==== DATA IN THIS EXERCISE

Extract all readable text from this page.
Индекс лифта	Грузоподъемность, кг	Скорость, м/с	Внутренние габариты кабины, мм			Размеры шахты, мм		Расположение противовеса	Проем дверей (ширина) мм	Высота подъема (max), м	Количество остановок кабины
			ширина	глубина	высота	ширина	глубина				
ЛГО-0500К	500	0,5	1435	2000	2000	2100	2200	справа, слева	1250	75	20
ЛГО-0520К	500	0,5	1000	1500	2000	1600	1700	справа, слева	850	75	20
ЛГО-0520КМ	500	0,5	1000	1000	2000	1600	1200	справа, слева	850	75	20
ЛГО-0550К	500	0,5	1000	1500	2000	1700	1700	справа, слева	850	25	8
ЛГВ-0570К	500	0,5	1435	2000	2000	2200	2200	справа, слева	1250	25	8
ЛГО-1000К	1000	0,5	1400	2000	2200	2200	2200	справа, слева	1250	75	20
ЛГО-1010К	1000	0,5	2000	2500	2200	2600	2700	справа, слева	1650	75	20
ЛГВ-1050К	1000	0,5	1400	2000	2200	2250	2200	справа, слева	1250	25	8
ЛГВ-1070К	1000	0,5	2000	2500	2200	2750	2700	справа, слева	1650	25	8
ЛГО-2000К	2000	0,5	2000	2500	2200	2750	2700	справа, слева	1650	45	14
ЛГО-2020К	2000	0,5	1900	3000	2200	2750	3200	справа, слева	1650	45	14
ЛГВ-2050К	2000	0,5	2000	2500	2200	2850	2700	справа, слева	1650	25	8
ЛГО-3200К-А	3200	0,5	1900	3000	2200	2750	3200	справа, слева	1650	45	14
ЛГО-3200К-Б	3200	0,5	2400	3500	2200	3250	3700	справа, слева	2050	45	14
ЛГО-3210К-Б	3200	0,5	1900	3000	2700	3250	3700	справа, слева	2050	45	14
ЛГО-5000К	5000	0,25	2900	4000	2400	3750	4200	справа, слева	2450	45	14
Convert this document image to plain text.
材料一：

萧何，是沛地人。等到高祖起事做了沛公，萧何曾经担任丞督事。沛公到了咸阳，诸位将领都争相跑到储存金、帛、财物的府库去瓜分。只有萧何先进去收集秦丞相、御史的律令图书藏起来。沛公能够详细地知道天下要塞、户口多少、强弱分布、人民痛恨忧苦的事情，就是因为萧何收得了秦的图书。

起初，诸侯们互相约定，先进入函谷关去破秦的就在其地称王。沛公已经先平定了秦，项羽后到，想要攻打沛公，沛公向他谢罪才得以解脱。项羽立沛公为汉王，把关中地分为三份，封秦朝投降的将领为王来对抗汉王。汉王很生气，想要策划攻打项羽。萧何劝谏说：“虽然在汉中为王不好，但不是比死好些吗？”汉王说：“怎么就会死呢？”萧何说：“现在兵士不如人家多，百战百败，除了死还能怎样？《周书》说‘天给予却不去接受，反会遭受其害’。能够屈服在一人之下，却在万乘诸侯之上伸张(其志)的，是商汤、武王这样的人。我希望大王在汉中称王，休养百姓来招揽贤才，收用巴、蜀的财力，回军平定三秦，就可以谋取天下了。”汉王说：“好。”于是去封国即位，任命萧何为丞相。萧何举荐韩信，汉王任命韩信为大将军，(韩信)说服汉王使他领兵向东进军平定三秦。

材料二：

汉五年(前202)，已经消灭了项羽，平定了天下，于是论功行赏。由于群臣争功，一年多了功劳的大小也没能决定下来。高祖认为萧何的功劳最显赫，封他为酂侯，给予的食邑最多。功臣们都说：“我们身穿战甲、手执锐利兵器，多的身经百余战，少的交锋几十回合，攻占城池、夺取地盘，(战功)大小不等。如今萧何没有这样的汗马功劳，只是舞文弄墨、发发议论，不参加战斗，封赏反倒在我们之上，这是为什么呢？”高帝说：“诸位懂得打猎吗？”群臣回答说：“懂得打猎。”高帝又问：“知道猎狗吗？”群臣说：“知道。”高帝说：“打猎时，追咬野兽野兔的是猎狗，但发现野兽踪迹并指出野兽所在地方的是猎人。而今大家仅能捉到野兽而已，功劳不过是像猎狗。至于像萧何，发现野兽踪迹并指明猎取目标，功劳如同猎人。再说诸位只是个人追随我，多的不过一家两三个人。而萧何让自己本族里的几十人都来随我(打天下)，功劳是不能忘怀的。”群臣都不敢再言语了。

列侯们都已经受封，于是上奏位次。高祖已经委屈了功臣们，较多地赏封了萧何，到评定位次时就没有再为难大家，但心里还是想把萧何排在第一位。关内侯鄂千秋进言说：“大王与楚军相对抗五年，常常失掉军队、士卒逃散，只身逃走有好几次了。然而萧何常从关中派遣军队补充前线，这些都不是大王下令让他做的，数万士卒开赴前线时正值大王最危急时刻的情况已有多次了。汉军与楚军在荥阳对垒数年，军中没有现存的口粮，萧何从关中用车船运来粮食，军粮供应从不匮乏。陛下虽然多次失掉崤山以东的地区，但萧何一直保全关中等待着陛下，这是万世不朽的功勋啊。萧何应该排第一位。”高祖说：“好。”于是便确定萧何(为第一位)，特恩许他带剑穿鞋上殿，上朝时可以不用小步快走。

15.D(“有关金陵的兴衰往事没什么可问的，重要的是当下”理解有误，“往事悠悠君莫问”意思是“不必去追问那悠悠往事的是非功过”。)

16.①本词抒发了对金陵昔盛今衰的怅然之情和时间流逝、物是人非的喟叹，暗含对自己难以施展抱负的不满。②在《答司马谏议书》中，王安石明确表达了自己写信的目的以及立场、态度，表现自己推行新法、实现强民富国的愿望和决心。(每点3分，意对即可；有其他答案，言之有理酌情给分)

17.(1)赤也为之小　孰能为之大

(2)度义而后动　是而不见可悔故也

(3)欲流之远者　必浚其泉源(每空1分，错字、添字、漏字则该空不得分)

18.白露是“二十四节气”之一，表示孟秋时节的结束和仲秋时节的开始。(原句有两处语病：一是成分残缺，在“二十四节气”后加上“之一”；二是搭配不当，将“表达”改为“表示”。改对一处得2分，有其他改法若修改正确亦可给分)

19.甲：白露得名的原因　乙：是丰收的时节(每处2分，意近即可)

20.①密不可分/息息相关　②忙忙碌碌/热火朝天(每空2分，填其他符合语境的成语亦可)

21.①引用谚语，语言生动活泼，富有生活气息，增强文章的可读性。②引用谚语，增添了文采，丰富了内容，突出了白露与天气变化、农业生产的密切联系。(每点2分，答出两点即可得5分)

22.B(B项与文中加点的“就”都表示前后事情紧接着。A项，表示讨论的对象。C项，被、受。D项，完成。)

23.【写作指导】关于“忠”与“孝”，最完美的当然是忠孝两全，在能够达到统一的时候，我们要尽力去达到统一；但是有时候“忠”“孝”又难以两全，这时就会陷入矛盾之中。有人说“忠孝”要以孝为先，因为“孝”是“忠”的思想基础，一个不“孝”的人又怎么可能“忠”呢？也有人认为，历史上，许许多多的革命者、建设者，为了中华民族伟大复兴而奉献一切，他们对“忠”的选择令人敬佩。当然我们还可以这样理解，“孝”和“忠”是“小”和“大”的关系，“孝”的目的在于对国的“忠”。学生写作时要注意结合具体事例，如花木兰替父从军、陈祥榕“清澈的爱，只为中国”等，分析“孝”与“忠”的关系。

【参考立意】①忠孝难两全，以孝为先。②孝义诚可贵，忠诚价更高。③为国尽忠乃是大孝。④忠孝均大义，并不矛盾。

========

Take the lines from the one containing "Convert this document image to plain text." to the last line of the material above and write them out exactly.

Convert this document image to plain text.
材料一：

萧何，是沛地人。等到高祖起事做了沛公，萧何曾经担任丞督事。沛公到了咸阳，诸位将领都争相跑到储存金、帛、财物的府库去瓜分。只有萧何先进去收集秦丞相、御史的律令图书藏起来。沛公能够详细地知道天下要塞、户口多少、强弱分布、人民痛恨忧苦的事情，就是因为萧何收得了秦的图书。

起初，诸侯们互相约定，先进入函谷关去破秦的就在其地称王。沛公已经先平定了秦，项羽后到，想要攻打沛公，沛公向他谢罪才得以解脱。项羽立沛公为汉王，把关中地分为三份，封秦朝投降的将领为王来对抗汉王。汉王很生气，想要策划攻打项羽。萧何劝谏说：“虽然在汉中为王不好，但不是比死好些吗？”汉王说：“怎么就会死呢？”萧何说：“现在兵士不如人家多，百战百败，除了死还能怎样？《周书》说‘天给予却不去接受，反会遭受其害’。能够屈服在一人之下，却在万乘诸侯之上伸张(其志)的，是商汤、武王这样的人。我希望大王在汉中称王，休养百姓来招揽贤才，收用巴、蜀的财力，回军平定三秦，就可以谋取天下了。”汉王说：“好。”于是去封国即位，任命萧何为丞相。萧何举荐韩信，汉王任命韩信为大将军，(韩信)说服汉王使他领兵向东进军平定三秦。

材料二：

汉五年(前202)，已经消灭了项羽，平定了天下，于是论功行赏。由于群臣争功，一年多了功劳的大小也没能决定下来。高祖认为萧何的功劳最显赫，封他为酂侯，给予的食邑最多。功臣们都说：“我们身穿战甲、手执锐利兵器，多的身经百余战，少的交锋几十回合，攻占城池、夺取地盘，(战功)大小不等。如今萧何没有这样的汗马功劳，只是舞文弄墨、发发议论，不参加战斗，封赏反倒在我们之上，这是为什么呢？”高帝说：“诸位懂得打猎吗？”群臣回答说：“懂得打猎。”高帝又问：“知道猎狗吗？”群臣说：“知道。”高帝说：“打猎时，追咬野兽野兔的是猎狗，但发现野兽踪迹并指出野兽所在地方的是猎人。而今大家仅能捉到野兽而已，功劳不过是像猎狗。至于像萧何，发现野兽踪迹并指明猎取目标，功劳如同猎人。再说诸位只是个人追随我，多的不过一家两三个人。而萧何让自己本族里的几十人都来随我(打天下)，功劳是不能忘怀的。”群臣都不敢再言语了。

列侯们都已经受封，于是上奏位次。高祖已经委屈了功臣们，较多地赏封了萧何，到评定位次时就没有再为难大家，但心里还是想把萧何排在第一位。关内侯鄂千秋进言说：“大王与楚军相对抗五年，常常失掉军队、士卒逃散，只身逃走有好几次了。然而萧何常从关中派遣军队补充前线，这些都不是大王下令让他做的，数万士卒开赴前线时正值大王最危急时刻的情况已有多次了。汉军与楚军在荥阳对垒数年，军中没有现存的口粮，萧何从关中用车船运来粮食，军粮供应从不匮乏。陛下虽然多次失掉崤山以东的地区，但萧何一直保全关中等待着陛下，这是万世不朽的功勋啊。萧何应该排第一位。”高祖说：“好。”于是便确定萧何(为第一位)，特恩许他带剑穿鞋上殿，上朝时可以不用小步快走。

15.D(“有关金陵的兴衰往事没什么可问的，重要的是当下”理解有误，“往事悠悠君莫问”意思是“不必去追问那悠悠往事的是非功过”。)

16.①本词抒发了对金陵昔盛今衰的怅然之情和时间流逝、物是人非的喟叹，暗含对自己难以施展抱负的不满。②在《答司马谏议书》中，王安石明确表达了自己写信的目的以及立场、态度，表现自己推行新法、实现强民富国的愿望和决心。(每点3分，意对即可；有其他答案，言之有理酌情给分)

17.(1)赤也为之小　孰能为之大

(2)度义而后动　是而不见可悔故也

(3)欲流之远者　必浚其泉源(每空1分，错字、添字、漏字则该空不得分)

18.白露是“二十四节气”之一，表示孟秋时节的结束和仲秋时节的开始。(原句有两处语病：一是成分残缺，在“二十四节气”后加上“之一”；二是搭配不当，将“表达”改为“表示”。改对一处得2分，有其他改法若修改正确亦可给分)

19.甲：白露得名的原因　乙：是丰收的时节(每处2分，意近即可)

20.①密不可分/息息相关　②忙忙碌碌/热火朝天(每空2分，填其他符合语境的成语亦可)

21.①引用谚语，语言生动活泼，富有生活气息，增强文章的可读性。②引用谚语，增添了文采，丰富了内容，突出了白露与天气变化、农业生产的密切联系。(每点2分，答出两点即可得5分)

22.B(B项与文中加点的“就”都表示前后事情紧接着。A项，表示讨论的对象。C项，被、受。D项，完成。)

23.【写作指导】关于“忠”与“孝”，最完美的当然是忠孝两全，在能够达到统一的时候，我们要尽力去达到统一；但是有时候“忠”“孝”又难以两全，这时就会陷入矛盾之中。有人说“忠孝”要以孝为先，因为“孝”是“忠”的思想基础，一个不“孝”的人又怎么可能“忠”呢？也有人认为，历史上，许许多多的革命者、建设者，为了中华民族伟大复兴而奉献一切，他们对“忠”的选择令人敬佩。当然我们还可以这样理解，“孝”和“忠”是“小”和“大”的关系，“孝”的目的在于对国的“忠”。学生写作时要注意结合具体事例，如花木兰替父从军、陈祥榕“清澈的爱，只为中国”等，分析“孝”与“忠”的关系。

【参考立意】①忠孝难两全，以孝为先。②孝义诚可贵，忠诚价更高。③为国尽忠乃是大孝。④忠孝均大义，并不矛盾。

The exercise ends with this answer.